The exercise »
Below are some entries. Copy each line that holds the string "JSON".

Start Excerpted data

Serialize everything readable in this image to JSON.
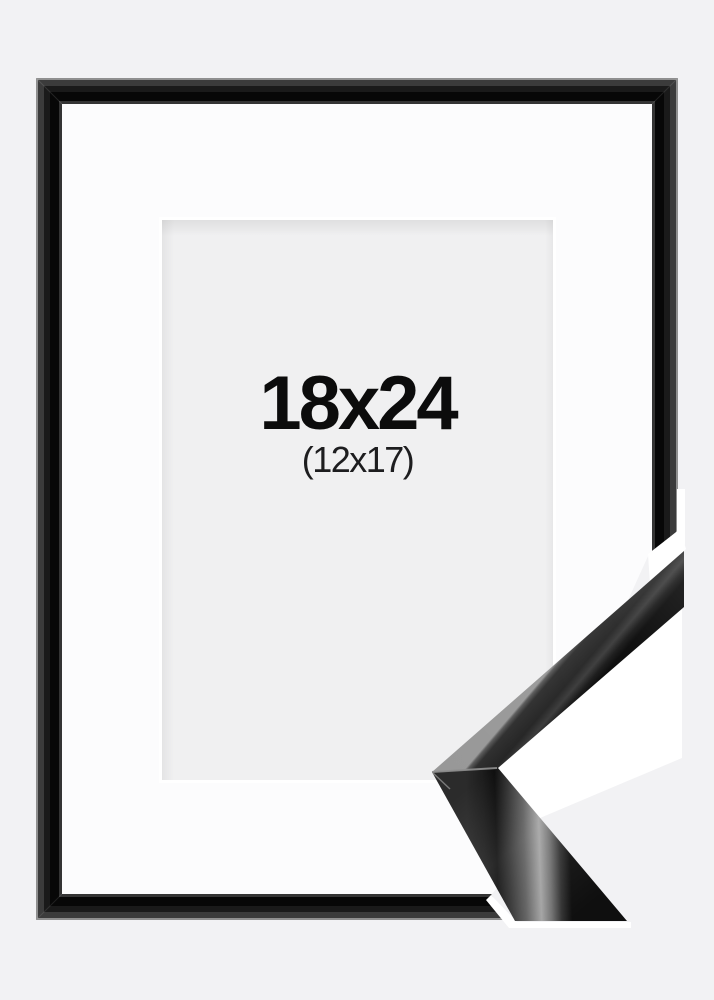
{
  "product_image": {
    "frame_size_label": "18x24",
    "mat_opening_label": "(12x17)"
  },
  "colors": {
    "background": "#f2f2f4",
    "frame_glossy_black": "#070707",
    "frame_slope_gray": "#3b3b3b",
    "frame_outer_highlight": "#8f8f8f",
    "frame_inner_lip": "#343434",
    "mat_white": "#fcfcfd",
    "opening_gray": "#f0f0f1",
    "backdrop_white": "#ffffff",
    "text_primary": "#0c0c0c",
    "text_secondary": "#1d1d1f"
  }
}
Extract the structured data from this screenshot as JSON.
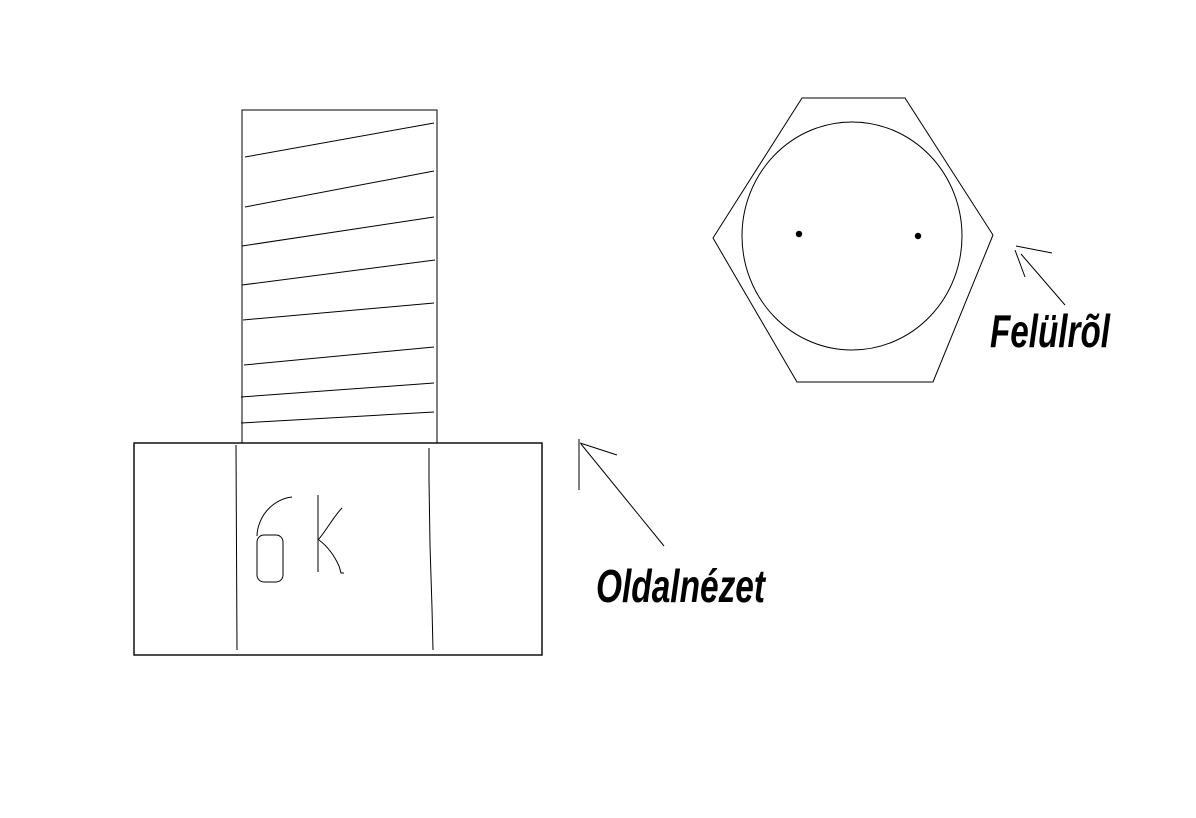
{
  "canvas": {
    "background": "#ffffff",
    "ink_color": "#000000",
    "description": "Hand-drawn sketch of a hexagonal-head bolt in two views"
  },
  "views": {
    "side": {
      "label": "Oldalnézet",
      "head_marking": "6K",
      "thread_line_count": 8
    },
    "top": {
      "label": "Felülrõl",
      "dot_count": 2
    }
  }
}
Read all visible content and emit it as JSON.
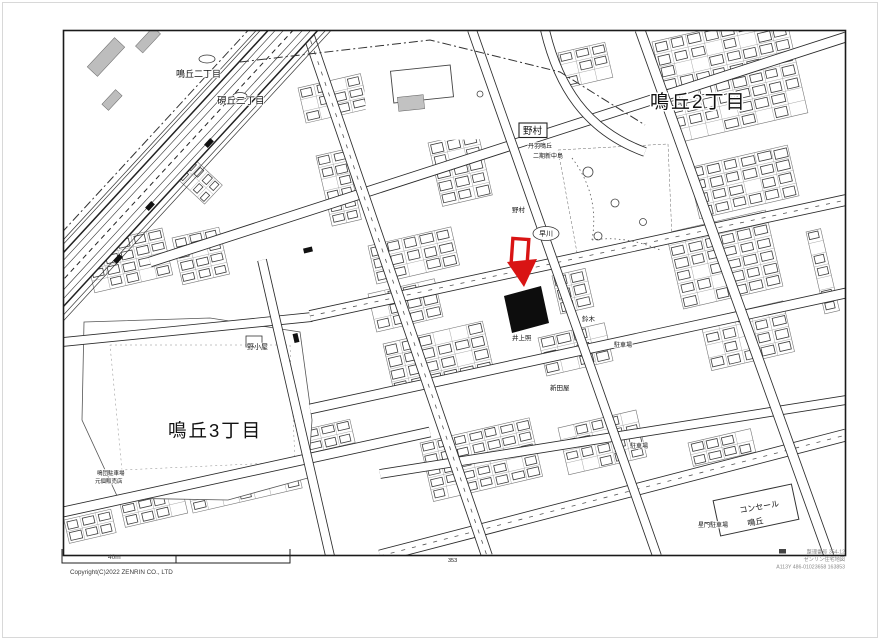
{
  "page": {
    "page_number": "353",
    "copyright": "Copyright(C)2022 ZENRIN CO., LTD",
    "scale_label": "40m",
    "footer_right": [
      "整理番号 354-12",
      "ゼンリン住宅地図",
      "A113Y 486-01023658 163853"
    ]
  },
  "districts": {
    "ne_large": "鳴丘2丁目",
    "sw_large": "鳴丘3丁目",
    "small_upper": "鳴丘二丁目",
    "small_lower": "硯丘二丁目"
  },
  "marker": {
    "arrow_color": "#d91414",
    "parcel_color": "#0d0d0d"
  },
  "labels": [
    {
      "t": "野村",
      "x": 523,
      "y": 134,
      "s": 9.5,
      "box": true
    },
    {
      "t": "丹羽鳴丘",
      "x": 528,
      "y": 148,
      "s": 6
    },
    {
      "t": "二期新中島",
      "x": 533,
      "y": 158,
      "s": 6
    },
    {
      "t": "野村",
      "x": 512,
      "y": 212,
      "s": 6.5
    },
    {
      "t": "早川",
      "x": 539,
      "y": 236,
      "s": 7,
      "ellipse": true
    },
    {
      "t": "鈴木",
      "x": 582,
      "y": 321,
      "s": 6.5
    },
    {
      "t": "井上照",
      "x": 512,
      "y": 340,
      "s": 6.5
    },
    {
      "t": "新田屋",
      "x": 550,
      "y": 390,
      "s": 6.5
    },
    {
      "t": "駐車場",
      "x": 614,
      "y": 347,
      "s": 6
    },
    {
      "t": "駐車場",
      "x": 630,
      "y": 448,
      "s": 6
    },
    {
      "t": "星門駐車場",
      "x": 698,
      "y": 527,
      "s": 6
    },
    {
      "t": "コンセール",
      "x": 740,
      "y": 513,
      "s": 8,
      "rot": -10
    },
    {
      "t": "鳴丘",
      "x": 748,
      "y": 526,
      "s": 8,
      "rot": -10
    },
    {
      "t": "野小屋",
      "x": 247,
      "y": 349,
      "s": 7
    },
    {
      "t": "鳴団駐車場",
      "x": 97,
      "y": 475,
      "s": 5.5
    },
    {
      "t": "元個販売店",
      "x": 95,
      "y": 483,
      "s": 5.5
    }
  ]
}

End Excerpted data

Answer to this task »
Serialize everything readable in this image to JSON.
Extract the structured data from this screenshot as JSON.
Read all visible content and emit it as JSON.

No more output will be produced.